▶ **Task brief**
Retype each entry below, keeping every character the same.

Data records:
──────────

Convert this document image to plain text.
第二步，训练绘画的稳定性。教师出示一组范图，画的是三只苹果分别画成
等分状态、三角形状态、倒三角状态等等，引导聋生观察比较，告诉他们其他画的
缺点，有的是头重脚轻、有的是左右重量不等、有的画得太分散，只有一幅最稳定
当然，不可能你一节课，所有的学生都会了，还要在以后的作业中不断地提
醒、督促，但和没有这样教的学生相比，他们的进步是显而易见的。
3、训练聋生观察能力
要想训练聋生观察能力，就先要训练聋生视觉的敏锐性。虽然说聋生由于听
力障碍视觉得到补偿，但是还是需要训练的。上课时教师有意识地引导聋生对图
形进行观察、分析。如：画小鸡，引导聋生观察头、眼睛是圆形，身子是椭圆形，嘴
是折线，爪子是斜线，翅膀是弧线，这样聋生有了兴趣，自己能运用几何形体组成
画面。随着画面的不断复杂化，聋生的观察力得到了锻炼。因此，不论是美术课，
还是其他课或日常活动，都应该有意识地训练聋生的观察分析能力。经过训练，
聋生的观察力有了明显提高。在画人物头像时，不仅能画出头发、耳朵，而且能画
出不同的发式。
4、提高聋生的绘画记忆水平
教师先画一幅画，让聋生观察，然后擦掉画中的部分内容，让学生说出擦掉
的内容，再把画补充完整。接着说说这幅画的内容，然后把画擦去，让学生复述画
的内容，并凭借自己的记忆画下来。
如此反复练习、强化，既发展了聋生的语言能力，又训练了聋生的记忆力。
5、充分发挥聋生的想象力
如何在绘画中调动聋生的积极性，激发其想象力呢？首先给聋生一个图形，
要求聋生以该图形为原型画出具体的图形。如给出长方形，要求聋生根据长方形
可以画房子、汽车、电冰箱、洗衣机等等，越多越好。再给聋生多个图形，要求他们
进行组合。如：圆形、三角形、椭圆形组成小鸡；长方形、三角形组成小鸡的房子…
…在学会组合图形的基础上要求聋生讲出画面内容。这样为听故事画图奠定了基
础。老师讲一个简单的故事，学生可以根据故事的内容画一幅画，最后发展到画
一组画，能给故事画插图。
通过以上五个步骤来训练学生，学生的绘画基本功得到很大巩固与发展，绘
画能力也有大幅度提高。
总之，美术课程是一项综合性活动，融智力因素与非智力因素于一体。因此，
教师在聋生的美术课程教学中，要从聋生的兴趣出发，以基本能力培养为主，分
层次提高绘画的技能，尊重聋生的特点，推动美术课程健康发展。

──────────

▶ **Task output**
Convert this document image to plain text.
第二步，训练绘画的稳定性。教师出示一组范图，画的是三只苹果分别画成
等分状态、三角形状态、倒三角状态等等，引导聋生观察比较，告诉他们其他画的
缺点，有的是头重脚轻、有的是左右重量不等、有的画得太分散，只有一幅最稳定
当然，不可能你一节课，所有的学生都会了，还要在以后的作业中不断地提
醒、督促，但和没有这样教的学生相比，他们的进步是显而易见的。
3、训练聋生观察能力
要想训练聋生观察能力，就先要训练聋生视觉的敏锐性。虽然说聋生由于听
力障碍视觉得到补偿，但是还是需要训练的。上课时教师有意识地引导聋生对图
形进行观察、分析。如：画小鸡，引导聋生观察头、眼睛是圆形，身子是椭圆形，嘴
是折线，爪子是斜线，翅膀是弧线，这样聋生有了兴趣，自己能运用几何形体组成
画面。随着画面的不断复杂化，聋生的观察力得到了锻炼。因此，不论是美术课，
还是其他课或日常活动，都应该有意识地训练聋生的观察分析能力。经过训练，
聋生的观察力有了明显提高。在画人物头像时，不仅能画出头发、耳朵，而且能画
出不同的发式。
4、提高聋生的绘画记忆水平
教师先画一幅画，让聋生观察，然后擦掉画中的部分内容，让学生说出擦掉
的内容，再把画补充完整。接着说说这幅画的内容，然后把画擦去，让学生复述画
的内容，并凭借自己的记忆画下来。
如此反复练习、强化，既发展了聋生的语言能力，又训练了聋生的记忆力。
5、充分发挥聋生的想象力
如何在绘画中调动聋生的积极性，激发其想象力呢？首先给聋生一个图形，
要求聋生以该图形为原型画出具体的图形。如给出长方形，要求聋生根据长方形
可以画房子、汽车、电冰箱、洗衣机等等，越多越好。再给聋生多个图形，要求他们
进行组合。如：圆形、三角形、椭圆形组成小鸡；长方形、三角形组成小鸡的房子…
…在学会组合图形的基础上要求聋生讲出画面内容。这样为听故事画图奠定了基
础。老师讲一个简单的故事，学生可以根据故事的内容画一幅画，最后发展到画
一组画，能给故事画插图。
通过以上五个步骤来训练学生，学生的绘画基本功得到很大巩固与发展，绘
画能力也有大幅度提高。
总之，美术课程是一项综合性活动，融智力因素与非智力因素于一体。因此，
教师在聋生的美术课程教学中，要从聋生的兴趣出发，以基本能力培养为主，分
层次提高绘画的技能，尊重聋生的特点，推动美术课程健康发展。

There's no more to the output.